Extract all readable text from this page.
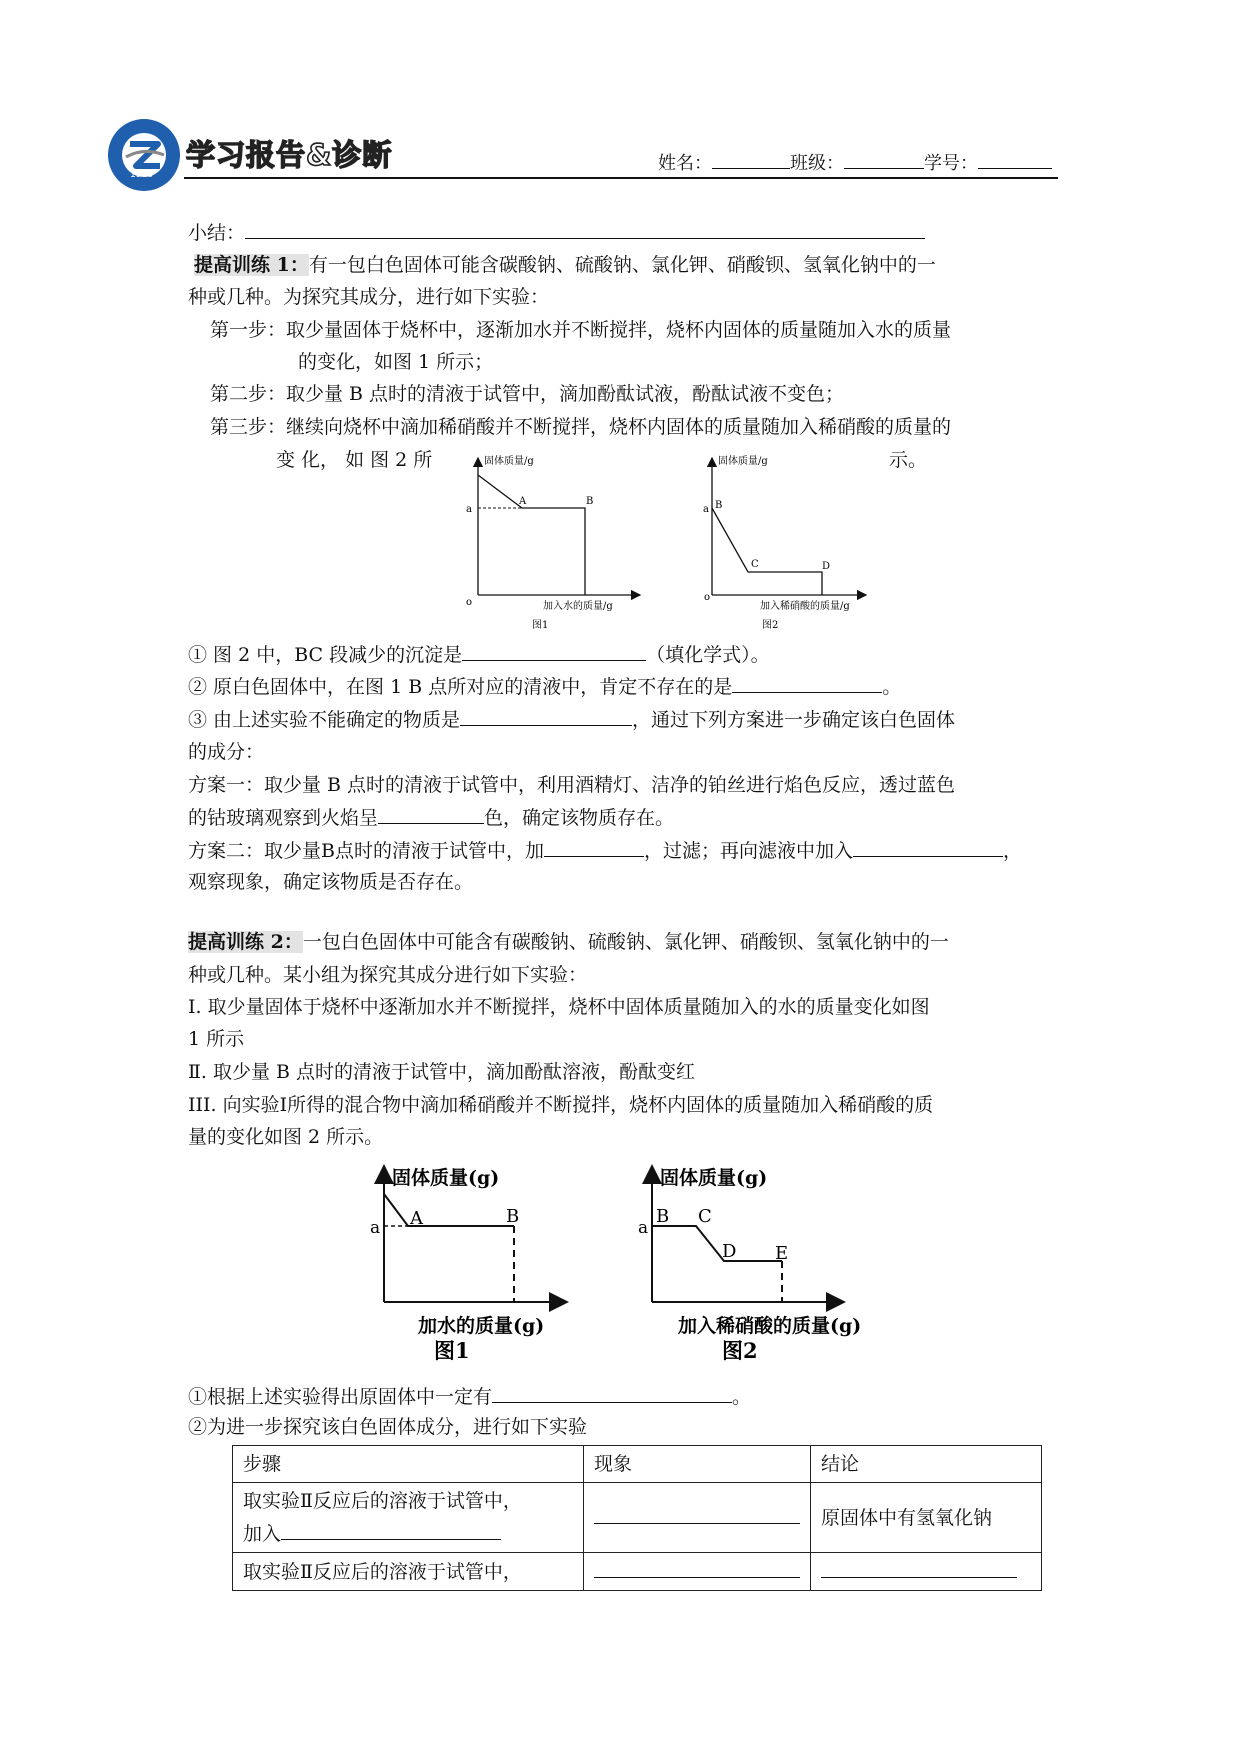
1948
学习报告&诊断	姓名：	班级：	学号：
小结：
提高训练 1：有一包白色固体可能含碳酸钠、硫酸钠、氯化钾、硝酸钡、氢氧化钠中的一
种或几种。为探究其成分，进行如下实验：
第一步：取少量固体于烧杯中，逐渐加水并不断搅拌，烧杯内固体的质量随加入水的质量
的变化，如图 1 所示；
第二步：取少量 B 点时的清液于试管中，滴加酚酞试液，酚酞试液不变色；
第三步：继续向烧杯中滴加稀硝酸并不断搅拌，烧杯内固体的质量随加入稀硝酸的质量的
变 化， 如 图 2 所	示。
固体质量/g
a
A	B
o	加入水的质量/g
图1
固体质量/g
a B
C	D
o
加入稀硝酸的质量/g
图2
① 图 2 中，BC 段减少的沉淀是	（填化学式）。
② 原白色固体中，在图 1 B 点所对应的清液中，肯定不存在的是	。
③ 由上述实验不能确定的物质是	，通过下列方案进一步确定该白色固体
的成分：
方案一：取少量 B 点时的清液于试管中，利用酒精灯、洁净的铂丝进行焰色反应，透过蓝色
的钴玻璃观察到火焰呈	色，确定该物质存在。
方案二：取少量B点时的清液于试管中，加	，过滤；再向滤液中加入	，
观察现象，确定该物质是否存在。
提高训练 2：一包白色固体中可能含有碳酸钠、硫酸钠、氯化钾、硝酸钡、氢氧化钠中的一
种或几种。某小组为探究其成分进行如下实验：
Ⅰ. 取少量固体于烧杯中逐渐加水并不断搅拌，烧杯中固体质量随加入的水的质量变化如图
1 所示
Ⅱ. 取少量 B 点时的清液于试管中，滴加酚酞溶液，酚酞变红
III. 向实验Ⅰ所得的混合物中滴加稀硝酸并不断搅拌，烧杯内固体的质量随加入稀硝酸的质
量的变化如图 2 所示。
固体质量(g)
a A	B
加水的质量(g)
图1
固体质量(g)
a
B C
D E
加入稀硝酸的质量(g)
图2
①根据上述实验得出原固体中一定有	。
②为进一步探究该白色固体成分，进行如下实验
步骤	现象	结论

取实验Ⅱ反应后的溶液于试管中，
加入		原固体中有氢氧化钠
取实验Ⅱ反应后的溶液于试管中，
- - - -
INSTRUCTIONS TO FOLLOW —
Pictures stay out; repeat all the rest of the records exactly.

FINAL ANSWER —
Extract all readable text from this page.
1948
学习报告&诊断	姓名：	班级：	学号：
小结：
提高训练 1：有一包白色固体可能含碳酸钠、硫酸钠、氯化钾、硝酸钡、氢氧化钠中的一
种或几种。为探究其成分，进行如下实验：
第一步：取少量固体于烧杯中，逐渐加水并不断搅拌，烧杯内固体的质量随加入水的质量
的变化，如图 1 所示；
第二步：取少量 B 点时的清液于试管中，滴加酚酞试液，酚酞试液不变色；
第三步：继续向烧杯中滴加稀硝酸并不断搅拌，烧杯内固体的质量随加入稀硝酸的质量的
变 化， 如 图 2 所	示。
固体质量/g
a
A	B
o	加入水的质量/g
图1
固体质量/g
a B
C	D
o
加入稀硝酸的质量/g
图2
① 图 2 中，BC 段减少的沉淀是	（填化学式）。
② 原白色固体中，在图 1 B 点所对应的清液中，肯定不存在的是	。
③ 由上述实验不能确定的物质是	，通过下列方案进一步确定该白色固体
的成分：
方案一：取少量 B 点时的清液于试管中，利用酒精灯、洁净的铂丝进行焰色反应，透过蓝色
的钴玻璃观察到火焰呈	色，确定该物质存在。
方案二：取少量B点时的清液于试管中，加	，过滤；再向滤液中加入	，
观察现象，确定该物质是否存在。
提高训练 2：一包白色固体中可能含有碳酸钠、硫酸钠、氯化钾、硝酸钡、氢氧化钠中的一
种或几种。某小组为探究其成分进行如下实验：
Ⅰ. 取少量固体于烧杯中逐渐加水并不断搅拌，烧杯中固体质量随加入的水的质量变化如图
1 所示
Ⅱ. 取少量 B 点时的清液于试管中，滴加酚酞溶液，酚酞变红
III. 向实验Ⅰ所得的混合物中滴加稀硝酸并不断搅拌，烧杯内固体的质量随加入稀硝酸的质
量的变化如图 2 所示。
固体质量(g)
a A	B
加水的质量(g)
图1
固体质量(g)
a
B C
D E
加入稀硝酸的质量(g)
图2
①根据上述实验得出原固体中一定有	。
②为进一步探究该白色固体成分，进行如下实验
步骤	现象	结论

取实验Ⅱ反应后的溶液于试管中，
加入		原固体中有氢氧化钠
取实验Ⅱ反应后的溶液于试管中，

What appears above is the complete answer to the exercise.